(Collection entries)
***

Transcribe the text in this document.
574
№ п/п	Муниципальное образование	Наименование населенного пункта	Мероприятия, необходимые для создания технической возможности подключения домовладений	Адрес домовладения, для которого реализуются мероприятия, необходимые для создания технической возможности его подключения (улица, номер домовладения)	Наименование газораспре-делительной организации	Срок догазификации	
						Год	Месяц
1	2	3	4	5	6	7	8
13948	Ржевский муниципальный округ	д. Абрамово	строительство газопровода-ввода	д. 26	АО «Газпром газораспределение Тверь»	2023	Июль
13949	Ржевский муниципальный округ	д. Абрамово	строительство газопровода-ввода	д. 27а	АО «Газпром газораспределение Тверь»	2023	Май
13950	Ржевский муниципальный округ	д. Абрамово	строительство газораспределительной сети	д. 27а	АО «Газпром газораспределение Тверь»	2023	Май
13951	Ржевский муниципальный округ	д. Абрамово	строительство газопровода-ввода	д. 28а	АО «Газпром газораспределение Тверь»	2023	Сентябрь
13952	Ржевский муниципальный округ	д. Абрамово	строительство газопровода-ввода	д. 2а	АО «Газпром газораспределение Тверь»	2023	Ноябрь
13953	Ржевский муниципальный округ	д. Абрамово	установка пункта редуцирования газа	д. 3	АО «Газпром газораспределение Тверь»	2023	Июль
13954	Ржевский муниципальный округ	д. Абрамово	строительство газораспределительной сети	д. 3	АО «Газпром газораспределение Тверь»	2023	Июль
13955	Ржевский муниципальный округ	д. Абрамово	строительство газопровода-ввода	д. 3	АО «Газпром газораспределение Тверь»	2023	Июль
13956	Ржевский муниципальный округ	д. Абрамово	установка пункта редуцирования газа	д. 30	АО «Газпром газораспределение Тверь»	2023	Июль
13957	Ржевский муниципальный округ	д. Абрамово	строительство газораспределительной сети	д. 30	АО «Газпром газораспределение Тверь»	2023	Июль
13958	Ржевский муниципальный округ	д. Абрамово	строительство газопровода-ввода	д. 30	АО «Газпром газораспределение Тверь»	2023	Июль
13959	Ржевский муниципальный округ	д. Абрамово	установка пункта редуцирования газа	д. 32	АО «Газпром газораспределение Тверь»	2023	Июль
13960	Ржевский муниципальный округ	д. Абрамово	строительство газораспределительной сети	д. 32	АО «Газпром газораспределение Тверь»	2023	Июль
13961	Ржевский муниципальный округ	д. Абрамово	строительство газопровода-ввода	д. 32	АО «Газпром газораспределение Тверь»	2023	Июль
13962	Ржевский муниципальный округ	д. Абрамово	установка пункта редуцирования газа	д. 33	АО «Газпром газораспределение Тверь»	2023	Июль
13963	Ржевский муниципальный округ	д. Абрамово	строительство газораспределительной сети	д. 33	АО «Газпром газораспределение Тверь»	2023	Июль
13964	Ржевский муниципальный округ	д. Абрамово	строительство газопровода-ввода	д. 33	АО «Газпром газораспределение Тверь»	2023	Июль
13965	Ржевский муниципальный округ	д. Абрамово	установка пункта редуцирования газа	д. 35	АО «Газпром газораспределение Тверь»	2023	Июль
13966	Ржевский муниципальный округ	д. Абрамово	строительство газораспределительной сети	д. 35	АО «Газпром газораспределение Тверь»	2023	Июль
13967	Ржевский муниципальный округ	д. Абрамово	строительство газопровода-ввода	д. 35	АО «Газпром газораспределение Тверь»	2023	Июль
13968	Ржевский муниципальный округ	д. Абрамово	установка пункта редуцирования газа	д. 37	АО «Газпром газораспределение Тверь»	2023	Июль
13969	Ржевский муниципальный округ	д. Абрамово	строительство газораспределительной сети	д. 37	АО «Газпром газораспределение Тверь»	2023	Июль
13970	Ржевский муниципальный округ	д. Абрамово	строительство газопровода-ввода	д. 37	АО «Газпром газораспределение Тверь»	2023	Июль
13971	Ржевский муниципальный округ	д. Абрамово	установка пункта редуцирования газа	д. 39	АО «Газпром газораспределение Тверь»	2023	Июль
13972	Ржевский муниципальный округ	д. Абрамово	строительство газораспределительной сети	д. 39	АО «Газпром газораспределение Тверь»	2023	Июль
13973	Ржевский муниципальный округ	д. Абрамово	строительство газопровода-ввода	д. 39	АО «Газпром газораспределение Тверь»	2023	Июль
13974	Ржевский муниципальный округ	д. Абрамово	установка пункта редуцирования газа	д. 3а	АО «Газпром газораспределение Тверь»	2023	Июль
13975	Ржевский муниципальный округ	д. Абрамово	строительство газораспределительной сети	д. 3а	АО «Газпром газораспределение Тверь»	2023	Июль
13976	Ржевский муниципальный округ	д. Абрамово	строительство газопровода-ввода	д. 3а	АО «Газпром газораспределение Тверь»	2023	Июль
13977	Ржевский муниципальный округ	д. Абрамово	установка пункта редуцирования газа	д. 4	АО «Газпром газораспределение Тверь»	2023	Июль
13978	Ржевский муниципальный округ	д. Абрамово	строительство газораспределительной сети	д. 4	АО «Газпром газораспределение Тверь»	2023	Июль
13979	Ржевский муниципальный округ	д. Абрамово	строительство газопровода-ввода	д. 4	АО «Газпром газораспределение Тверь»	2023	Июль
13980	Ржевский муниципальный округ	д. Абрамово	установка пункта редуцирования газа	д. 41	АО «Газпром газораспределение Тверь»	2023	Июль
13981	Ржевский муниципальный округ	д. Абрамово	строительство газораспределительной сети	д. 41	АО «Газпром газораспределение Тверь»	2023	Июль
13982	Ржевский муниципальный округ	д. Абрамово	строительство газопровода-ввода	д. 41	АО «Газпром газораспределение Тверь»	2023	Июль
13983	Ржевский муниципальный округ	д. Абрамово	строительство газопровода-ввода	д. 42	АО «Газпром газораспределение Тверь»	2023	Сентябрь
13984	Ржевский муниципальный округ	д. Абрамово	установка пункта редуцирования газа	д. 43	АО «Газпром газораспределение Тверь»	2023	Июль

***

What is being asked: In the listing, find all lines with the string "газораспределительной" and copy them.

Expected answer:
13950	Ржевский муниципальный округ	д. Абрамово	строительство газораспределительной сети	д. 27а	АО «Газпром газораспределение Тверь»	2023	Май
13954	Ржевский муниципальный округ	д. Абрамово	строительство газораспределительной сети	д. 3	АО «Газпром газораспределение Тверь»	2023	Июль
13957	Ржевский муниципальный округ	д. Абрамово	строительство газораспределительной сети	д. 30	АО «Газпром газораспределение Тверь»	2023	Июль
13960	Ржевский муниципальный округ	д. Абрамово	строительство газораспределительной сети	д. 32	АО «Газпром газораспределение Тверь»	2023	Июль
13963	Ржевский муниципальный округ	д. Абрамово	строительство газораспределительной сети	д. 33	АО «Газпром газораспределение Тверь»	2023	Июль
13966	Ржевский муниципальный округ	д. Абрамово	строительство газораспределительной сети	д. 35	АО «Газпром газораспределение Тверь»	2023	Июль
13969	Ржевский муниципальный округ	д. Абрамово	строительство газораспределительной сети	д. 37	АО «Газпром газораспределение Тверь»	2023	Июль
13972	Ржевский муниципальный округ	д. Абрамово	строительство газораспределительной сети	д. 39	АО «Газпром газораспределение Тверь»	2023	Июль
13975	Ржевский муниципальный округ	д. Абрамово	строительство газораспределительной сети	д. 3а	АО «Газпром газораспределение Тверь»	2023	Июль
13978	Ржевский муниципальный округ	д. Абрамово	строительство газораспределительной сети	д. 4	АО «Газпром газораспределение Тверь»	2023	Июль
13981	Ржевский муниципальный округ	д. Абрамово	строительство газораспределительной сети	д. 41	АО «Газпром газораспределение Тверь»	2023	Июль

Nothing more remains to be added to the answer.